What needs to be done — Set down all of the entries word for word, omitting the images they contain.

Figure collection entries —
☆ ☆ ☆ ☆ ☆
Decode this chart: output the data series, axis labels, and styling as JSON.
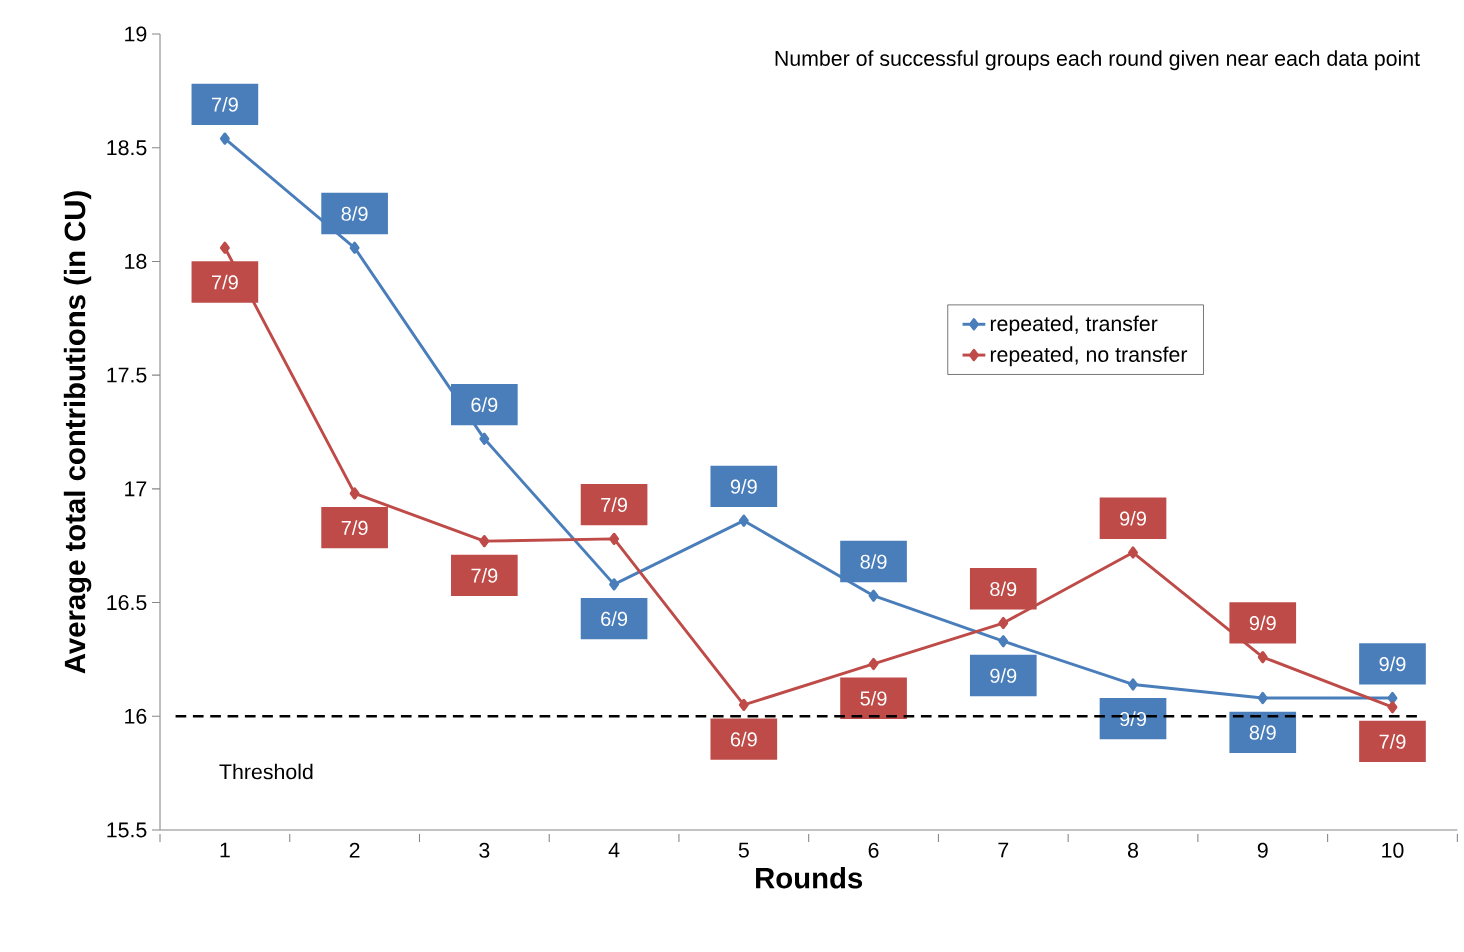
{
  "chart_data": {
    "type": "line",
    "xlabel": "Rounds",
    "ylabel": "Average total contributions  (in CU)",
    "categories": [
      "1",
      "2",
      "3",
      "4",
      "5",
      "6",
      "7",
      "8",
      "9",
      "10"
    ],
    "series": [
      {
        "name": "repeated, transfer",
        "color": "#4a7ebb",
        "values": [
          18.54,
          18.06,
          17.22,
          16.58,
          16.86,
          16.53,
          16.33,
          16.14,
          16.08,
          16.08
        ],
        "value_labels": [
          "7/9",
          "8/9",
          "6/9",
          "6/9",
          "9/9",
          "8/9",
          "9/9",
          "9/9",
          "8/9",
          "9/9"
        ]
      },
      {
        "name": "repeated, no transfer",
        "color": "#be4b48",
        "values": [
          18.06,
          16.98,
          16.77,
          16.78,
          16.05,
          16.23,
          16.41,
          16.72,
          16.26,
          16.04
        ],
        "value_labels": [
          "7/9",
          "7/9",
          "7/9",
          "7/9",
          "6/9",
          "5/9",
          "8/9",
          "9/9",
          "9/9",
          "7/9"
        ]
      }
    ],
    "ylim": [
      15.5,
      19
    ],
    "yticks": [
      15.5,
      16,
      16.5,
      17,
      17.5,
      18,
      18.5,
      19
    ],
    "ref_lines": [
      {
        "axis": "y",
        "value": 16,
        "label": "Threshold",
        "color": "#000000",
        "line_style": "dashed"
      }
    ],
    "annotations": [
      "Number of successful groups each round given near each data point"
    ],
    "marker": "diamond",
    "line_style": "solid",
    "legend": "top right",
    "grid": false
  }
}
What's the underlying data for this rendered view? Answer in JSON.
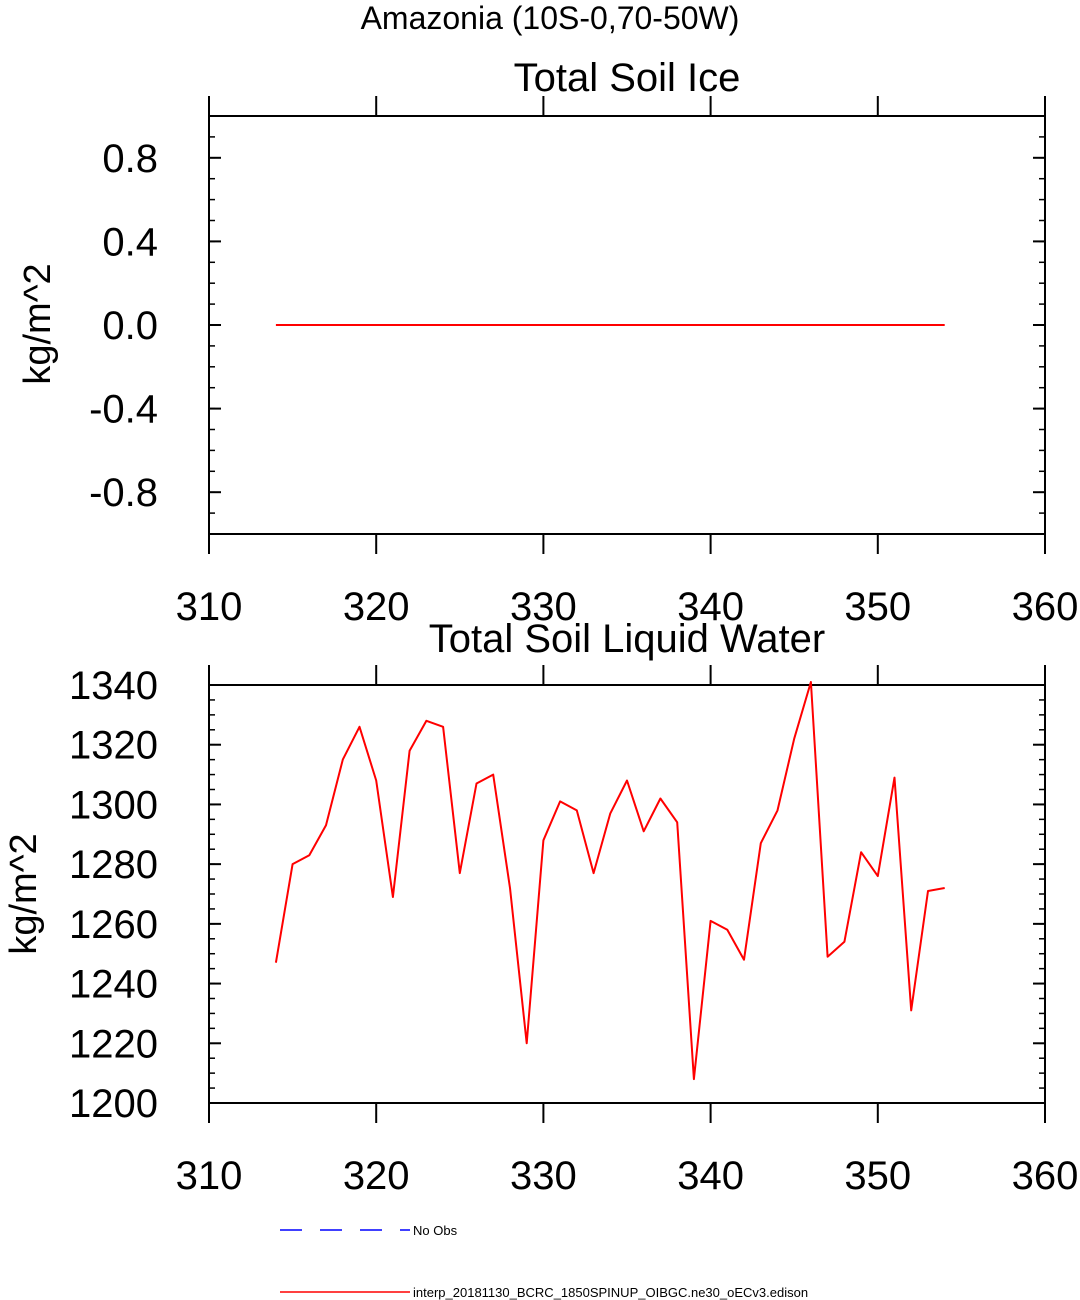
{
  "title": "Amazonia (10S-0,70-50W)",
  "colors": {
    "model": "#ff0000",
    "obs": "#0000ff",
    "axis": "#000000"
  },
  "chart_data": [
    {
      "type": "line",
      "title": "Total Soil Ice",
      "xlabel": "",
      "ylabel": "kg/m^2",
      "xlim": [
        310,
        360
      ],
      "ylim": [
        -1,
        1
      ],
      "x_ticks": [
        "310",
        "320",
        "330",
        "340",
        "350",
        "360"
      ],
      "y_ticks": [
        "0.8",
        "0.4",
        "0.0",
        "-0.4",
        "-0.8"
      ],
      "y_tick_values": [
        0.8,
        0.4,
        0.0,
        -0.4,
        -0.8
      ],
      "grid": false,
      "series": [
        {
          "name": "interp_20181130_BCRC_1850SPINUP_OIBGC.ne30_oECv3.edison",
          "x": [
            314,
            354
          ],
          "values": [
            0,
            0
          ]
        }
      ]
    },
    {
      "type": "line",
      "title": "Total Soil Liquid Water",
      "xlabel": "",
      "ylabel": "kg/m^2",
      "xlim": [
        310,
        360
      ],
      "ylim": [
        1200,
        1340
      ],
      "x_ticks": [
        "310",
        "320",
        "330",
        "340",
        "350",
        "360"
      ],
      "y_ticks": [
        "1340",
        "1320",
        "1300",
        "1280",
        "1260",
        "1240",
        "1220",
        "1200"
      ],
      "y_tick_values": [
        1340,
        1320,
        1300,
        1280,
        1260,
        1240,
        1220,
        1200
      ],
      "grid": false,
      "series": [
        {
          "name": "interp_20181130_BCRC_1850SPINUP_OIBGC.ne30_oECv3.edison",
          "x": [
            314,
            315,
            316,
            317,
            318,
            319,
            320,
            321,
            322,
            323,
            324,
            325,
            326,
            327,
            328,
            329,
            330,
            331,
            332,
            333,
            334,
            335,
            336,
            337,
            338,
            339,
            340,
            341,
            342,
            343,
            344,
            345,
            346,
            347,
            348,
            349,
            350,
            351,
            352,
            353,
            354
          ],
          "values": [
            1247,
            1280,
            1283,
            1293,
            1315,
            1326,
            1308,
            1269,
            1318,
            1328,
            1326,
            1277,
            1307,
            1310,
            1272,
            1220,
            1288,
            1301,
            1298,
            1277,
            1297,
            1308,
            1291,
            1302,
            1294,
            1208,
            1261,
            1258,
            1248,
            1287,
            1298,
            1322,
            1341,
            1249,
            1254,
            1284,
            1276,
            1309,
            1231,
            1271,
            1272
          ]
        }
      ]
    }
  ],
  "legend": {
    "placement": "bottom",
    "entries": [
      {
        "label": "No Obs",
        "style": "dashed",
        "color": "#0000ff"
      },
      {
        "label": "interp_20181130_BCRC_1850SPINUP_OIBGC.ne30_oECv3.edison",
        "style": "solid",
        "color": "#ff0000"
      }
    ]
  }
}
☆ ☆ ☆ ☆ ☆
Solved problem —
Decode this chart: output the data series, axis labels, and styling as JSON.
{
  "chart_data": {
    "type": "line",
    "xlabel": "Rounds",
    "ylabel": "Average total contributions  (in CU)",
    "categories": [
      "1",
      "2",
      "3",
      "4",
      "5",
      "6",
      "7",
      "8",
      "9",
      "10"
    ],
    "series": [
      {
        "name": "repeated, transfer",
        "color": "#4a7ebb",
        "values": [
          18.54,
          18.06,
          17.22,
          16.58,
          16.86,
          16.53,
          16.33,
          16.14,
          16.08,
          16.08
        ],
        "value_labels": [
          "7/9",
          "8/9",
          "6/9",
          "6/9",
          "9/9",
          "8/9",
          "9/9",
          "9/9",
          "8/9",
          "9/9"
        ]
      },
      {
        "name": "repeated, no transfer",
        "color": "#be4b48",
        "values": [
          18.06,
          16.98,
          16.77,
          16.78,
          16.05,
          16.23,
          16.41,
          16.72,
          16.26,
          16.04
        ],
        "value_labels": [
          "7/9",
          "7/9",
          "7/9",
          "7/9",
          "6/9",
          "5/9",
          "8/9",
          "9/9",
          "9/9",
          "7/9"
        ]
      }
    ],
    "ylim": [
      15.5,
      19
    ],
    "yticks": [
      15.5,
      16,
      16.5,
      17,
      17.5,
      18,
      18.5,
      19
    ],
    "ref_lines": [
      {
        "axis": "y",
        "value": 16,
        "label": "Threshold",
        "color": "#000000",
        "line_style": "dashed"
      }
    ],
    "annotations": [
      "Number of successful groups each round given near each data point"
    ],
    "marker": "diamond",
    "line_style": "solid",
    "legend": "top right",
    "grid": false
  }
}
What's the underlying data for this rendered view? Answer in JSON.
{
  "title": "Amazonia (10S-0,70-50W)",
  "colors": {
    "model": "#ff0000",
    "obs": "#0000ff",
    "axis": "#000000"
  },
  "chart_data": [
    {
      "type": "line",
      "title": "Total Soil Ice",
      "xlabel": "",
      "ylabel": "kg/m^2",
      "xlim": [
        310,
        360
      ],
      "ylim": [
        -1,
        1
      ],
      "x_ticks": [
        "310",
        "320",
        "330",
        "340",
        "350",
        "360"
      ],
      "y_ticks": [
        "0.8",
        "0.4",
        "0.0",
        "-0.4",
        "-0.8"
      ],
      "y_tick_values": [
        0.8,
        0.4,
        0.0,
        -0.4,
        -0.8
      ],
      "grid": false,
      "series": [
        {
          "name": "interp_20181130_BCRC_1850SPINUP_OIBGC.ne30_oECv3.edison",
          "x": [
            314,
            354
          ],
          "values": [
            0,
            0
          ]
        }
      ]
    },
    {
      "type": "line",
      "title": "Total Soil Liquid Water",
      "xlabel": "",
      "ylabel": "kg/m^2",
      "xlim": [
        310,
        360
      ],
      "ylim": [
        1200,
        1340
      ],
      "x_ticks": [
        "310",
        "320",
        "330",
        "340",
        "350",
        "360"
      ],
      "y_ticks": [
        "1340",
        "1320",
        "1300",
        "1280",
        "1260",
        "1240",
        "1220",
        "1200"
      ],
      "y_tick_values": [
        1340,
        1320,
        1300,
        1280,
        1260,
        1240,
        1220,
        1200
      ],
      "grid": false,
      "series": [
        {
          "name": "interp_20181130_BCRC_1850SPINUP_OIBGC.ne30_oECv3.edison",
          "x": [
            314,
            315,
            316,
            317,
            318,
            319,
            320,
            321,
            322,
            323,
            324,
            325,
            326,
            327,
            328,
            329,
            330,
            331,
            332,
            333,
            334,
            335,
            336,
            337,
            338,
            339,
            340,
            341,
            342,
            343,
            344,
            345,
            346,
            347,
            348,
            349,
            350,
            351,
            352,
            353,
            354
          ],
          "values": [
            1247,
            1280,
            1283,
            1293,
            1315,
            1326,
            1308,
            1269,
            1318,
            1328,
            1326,
            1277,
            1307,
            1310,
            1272,
            1220,
            1288,
            1301,
            1298,
            1277,
            1297,
            1308,
            1291,
            1302,
            1294,
            1208,
            1261,
            1258,
            1248,
            1287,
            1298,
            1322,
            1341,
            1249,
            1254,
            1284,
            1276,
            1309,
            1231,
            1271,
            1272
          ]
        }
      ]
    }
  ],
  "legend": {
    "placement": "bottom",
    "entries": [
      {
        "label": "No Obs",
        "style": "dashed",
        "color": "#0000ff"
      },
      {
        "label": "interp_20181130_BCRC_1850SPINUP_OIBGC.ne30_oECv3.edison",
        "style": "solid",
        "color": "#ff0000"
      }
    ]
  }
}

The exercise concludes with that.